* STATED EXERCISE
Transcribe the records below in full; pictures stay out of the copy.

* SOURCE RECORDS
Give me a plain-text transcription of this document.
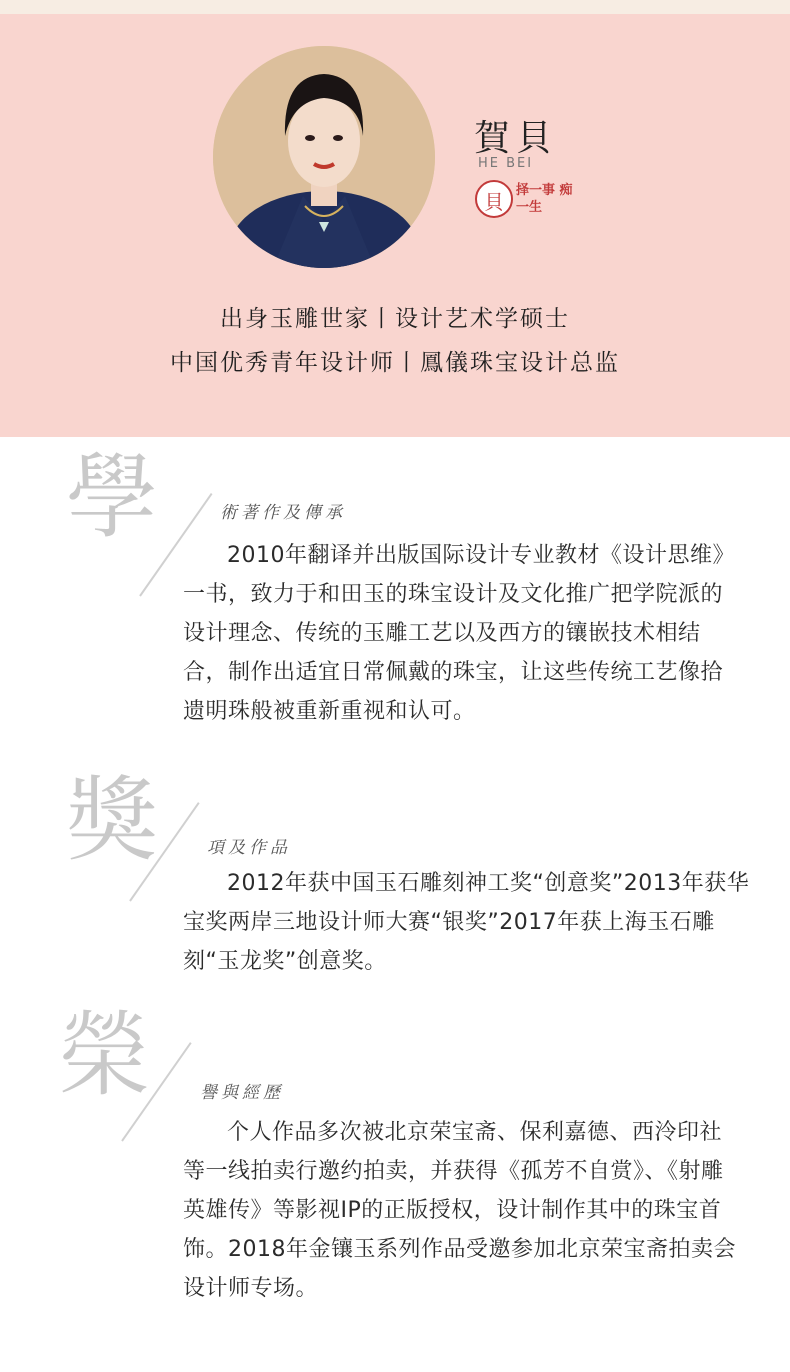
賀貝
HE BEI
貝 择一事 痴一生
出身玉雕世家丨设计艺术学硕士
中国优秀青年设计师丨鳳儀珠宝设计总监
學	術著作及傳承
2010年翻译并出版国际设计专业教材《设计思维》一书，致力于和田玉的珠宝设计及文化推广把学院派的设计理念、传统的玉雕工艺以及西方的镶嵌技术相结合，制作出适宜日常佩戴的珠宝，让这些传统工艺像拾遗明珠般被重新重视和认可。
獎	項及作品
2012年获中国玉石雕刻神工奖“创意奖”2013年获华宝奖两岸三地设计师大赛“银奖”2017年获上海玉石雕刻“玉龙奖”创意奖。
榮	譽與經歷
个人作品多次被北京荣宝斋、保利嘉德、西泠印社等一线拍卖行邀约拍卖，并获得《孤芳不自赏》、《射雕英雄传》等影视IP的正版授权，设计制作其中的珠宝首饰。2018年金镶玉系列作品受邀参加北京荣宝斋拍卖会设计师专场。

* REPLY TO THE EXERCISE
Give me a plain-text transcription of this document.
賀貝
HE BEI
貝 择一事 痴一生
出身玉雕世家丨设计艺术学硕士
中国优秀青年设计师丨鳳儀珠宝设计总监
學	術著作及傳承
2010年翻译并出版国际设计专业教材《设计思维》一书，致力于和田玉的珠宝设计及文化推广把学院派的设计理念、传统的玉雕工艺以及西方的镶嵌技术相结合，制作出适宜日常佩戴的珠宝，让这些传统工艺像拾遗明珠般被重新重视和认可。
獎	項及作品
2012年获中国玉石雕刻神工奖“创意奖”2013年获华宝奖两岸三地设计师大赛“银奖”2017年获上海玉石雕刻“玉龙奖”创意奖。
榮	譽與經歷
个人作品多次被北京荣宝斋、保利嘉德、西泠印社等一线拍卖行邀约拍卖，并获得《孤芳不自赏》、《射雕英雄传》等影视IP的正版授权，设计制作其中的珠宝首饰。2018年金镶玉系列作品受邀参加北京荣宝斋拍卖会设计师专场。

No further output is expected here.